▶ What the task asks
Copy all the data exactly, except the pictures.

▶ Records for this task

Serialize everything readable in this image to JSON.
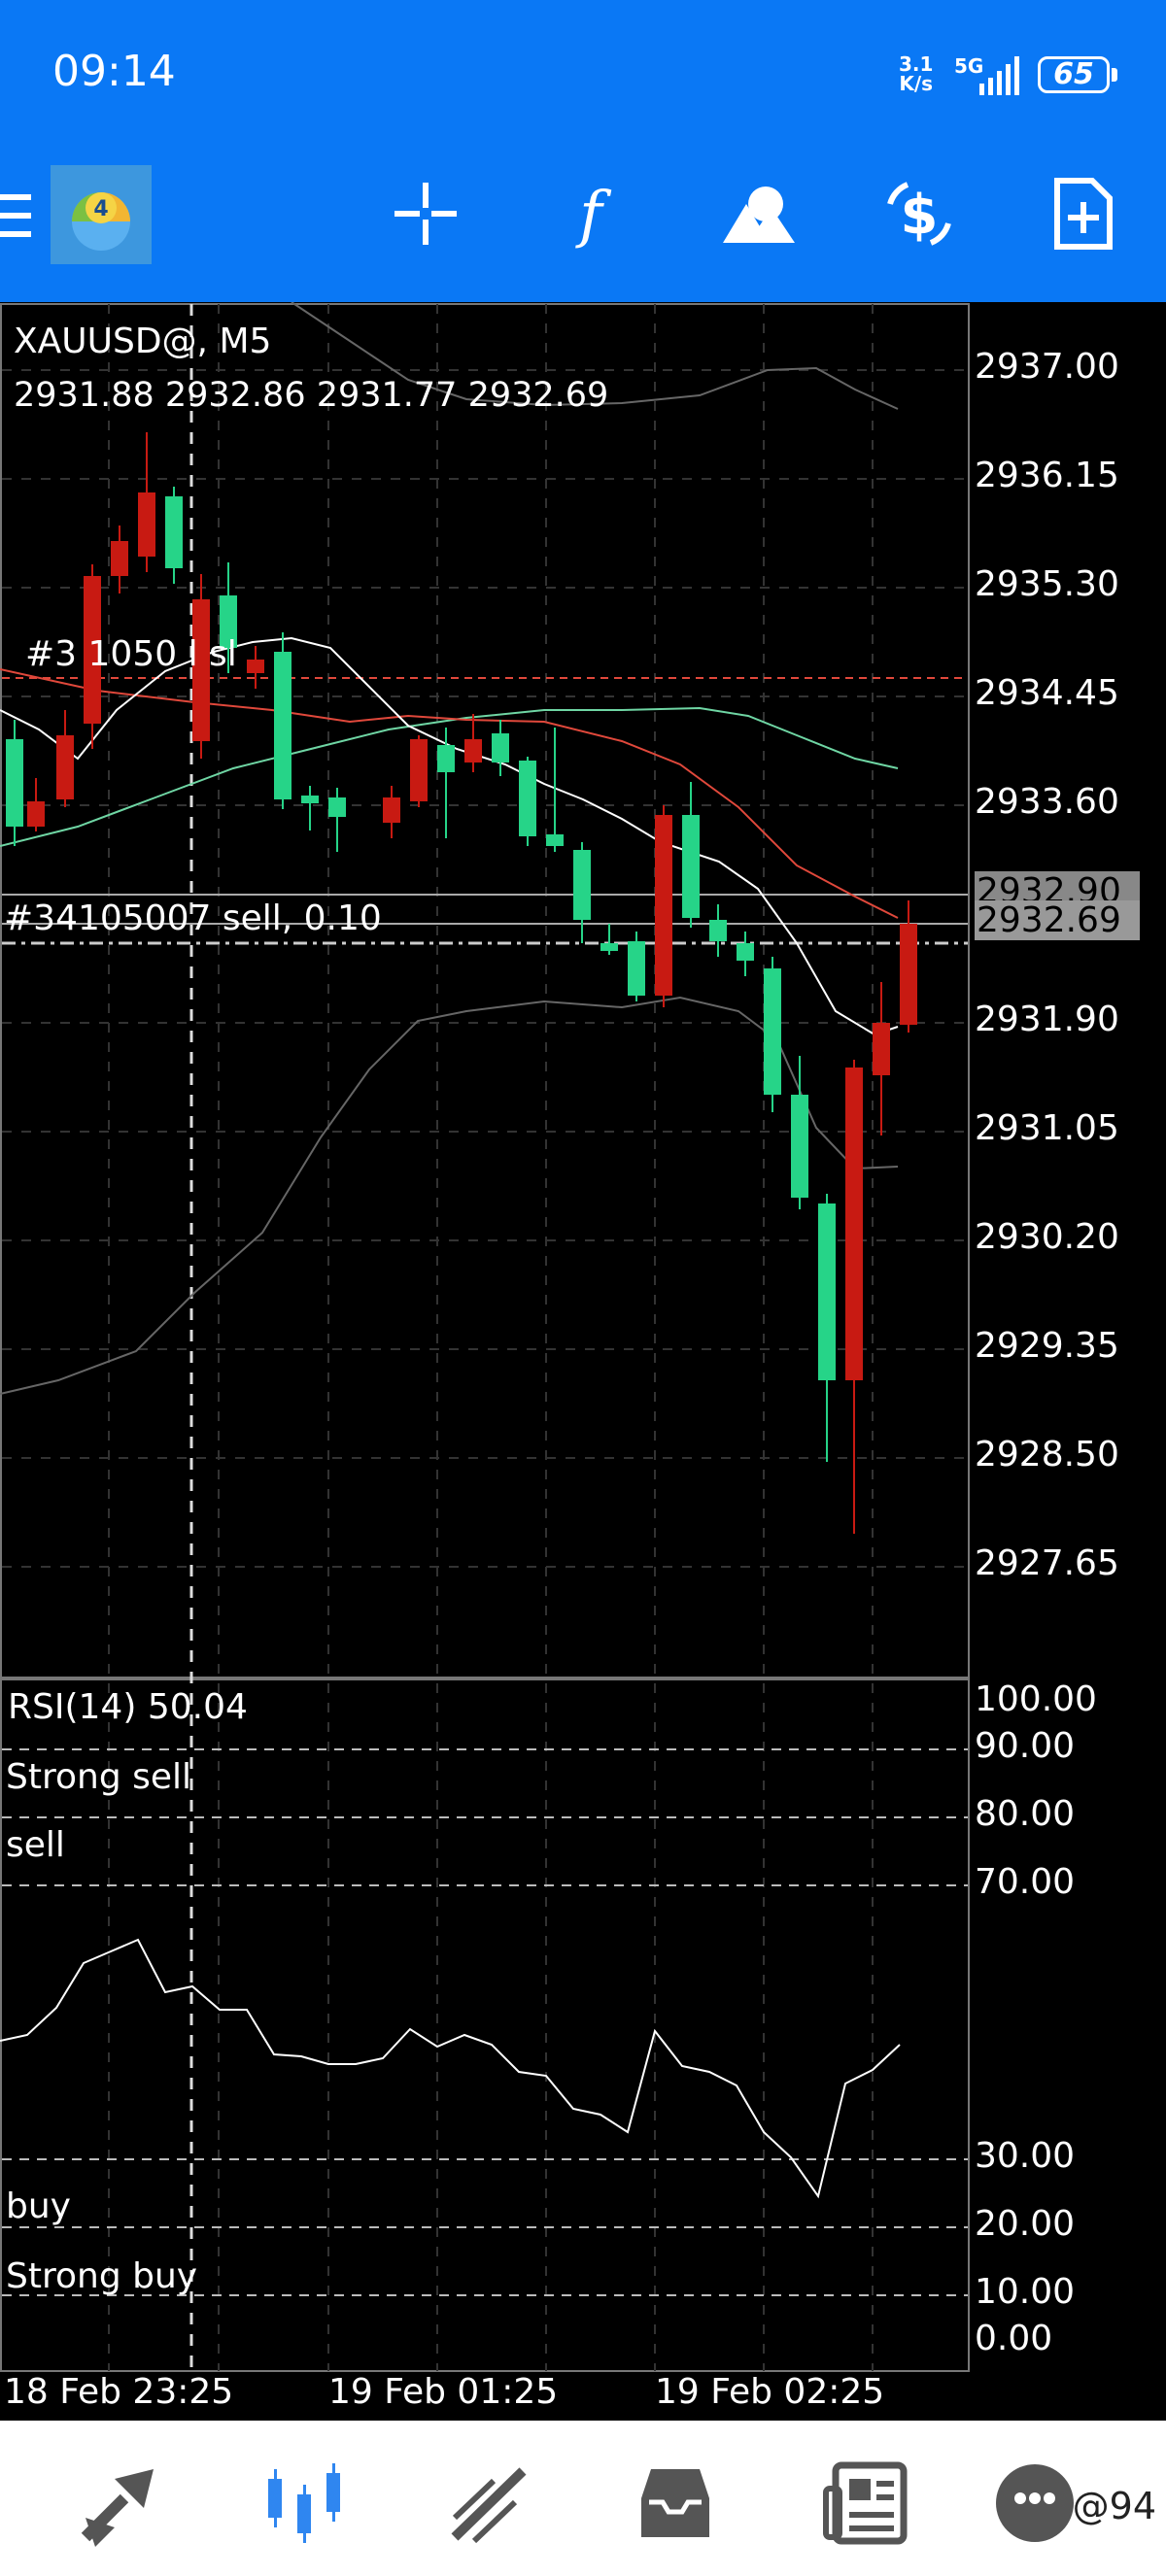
{
  "status_bar": {
    "time": "09:14",
    "net_speed_top": "3.1",
    "net_speed_bottom": "K/s",
    "network": "5G",
    "battery": "65"
  },
  "toolbar": {
    "menu_icon": "hamburger-icon",
    "app_logo": "metatrader-4-logo",
    "icons": [
      "crosshair-icon",
      "indicators-icon",
      "objects-icon",
      "trade-icon",
      "new-order-icon"
    ]
  },
  "chart": {
    "symbol_title": "XAUUSD@, M5",
    "ohlc": "2931.88 2932.86 2931.77 2932.69",
    "order_line_1": "#3  1050  l    sl",
    "order_line_2": "#34105007 sell, 0.10",
    "price_axis": [
      "2937.00",
      "2936.15",
      "2935.30",
      "2934.45",
      "2933.60",
      "2932.90",
      "2932.69",
      "2931.90",
      "2931.05",
      "2930.20",
      "2929.35",
      "2928.50",
      "2927.65"
    ],
    "tag_high": "2932.90",
    "tag_current": "2932.69",
    "colors": {
      "bull": "#26d488",
      "bear": "#c81a12",
      "ma_red": "#e0483b",
      "ma_green": "#6fd6a4"
    }
  },
  "rsi": {
    "title": "RSI(14) 50.04",
    "axis": [
      "100.00",
      "90.00",
      "80.00",
      "70.00",
      "30.00",
      "20.00",
      "10.00",
      "0.00"
    ],
    "levels": {
      "strong_sell": "Strong sell",
      "sell": "sell",
      "buy": "buy",
      "strong_buy": "Strong buy"
    }
  },
  "time_axis": [
    "18 Feb 23:25",
    "19 Feb 01:25",
    "19 Feb 02:25"
  ],
  "bottom_nav": {
    "items": [
      "quotes-icon",
      "chart-icon",
      "trade-icon",
      "history-icon",
      "news-icon",
      "chat-icon"
    ],
    "watermark": "@94"
  }
}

▶ Result of this task
Serialize everything readable in this image to JSON.
{
  "status_bar": {
    "time": "09:14",
    "net_speed_top": "3.1",
    "net_speed_bottom": "K/s",
    "network": "5G",
    "battery": "65"
  },
  "toolbar": {
    "menu_icon": "hamburger-icon",
    "app_logo": "metatrader-4-logo",
    "icons": [
      "crosshair-icon",
      "indicators-icon",
      "objects-icon",
      "trade-icon",
      "new-order-icon"
    ]
  },
  "chart": {
    "symbol_title": "XAUUSD@, M5",
    "ohlc": "2931.88 2932.86 2931.77 2932.69",
    "order_line_1": "#3  1050  l    sl",
    "order_line_2": "#34105007 sell, 0.10",
    "price_axis": [
      "2937.00",
      "2936.15",
      "2935.30",
      "2934.45",
      "2933.60",
      "2932.90",
      "2932.69",
      "2931.90",
      "2931.05",
      "2930.20",
      "2929.35",
      "2928.50",
      "2927.65"
    ],
    "tag_high": "2932.90",
    "tag_current": "2932.69",
    "colors": {
      "bull": "#26d488",
      "bear": "#c81a12",
      "ma_red": "#e0483b",
      "ma_green": "#6fd6a4"
    }
  },
  "rsi": {
    "title": "RSI(14) 50.04",
    "axis": [
      "100.00",
      "90.00",
      "80.00",
      "70.00",
      "30.00",
      "20.00",
      "10.00",
      "0.00"
    ],
    "levels": {
      "strong_sell": "Strong sell",
      "sell": "sell",
      "buy": "buy",
      "strong_buy": "Strong buy"
    }
  },
  "time_axis": [
    "18 Feb 23:25",
    "19 Feb 01:25",
    "19 Feb 02:25"
  ],
  "bottom_nav": {
    "items": [
      "quotes-icon",
      "chart-icon",
      "trade-icon",
      "history-icon",
      "news-icon",
      "chat-icon"
    ],
    "watermark": "@94"
  }
}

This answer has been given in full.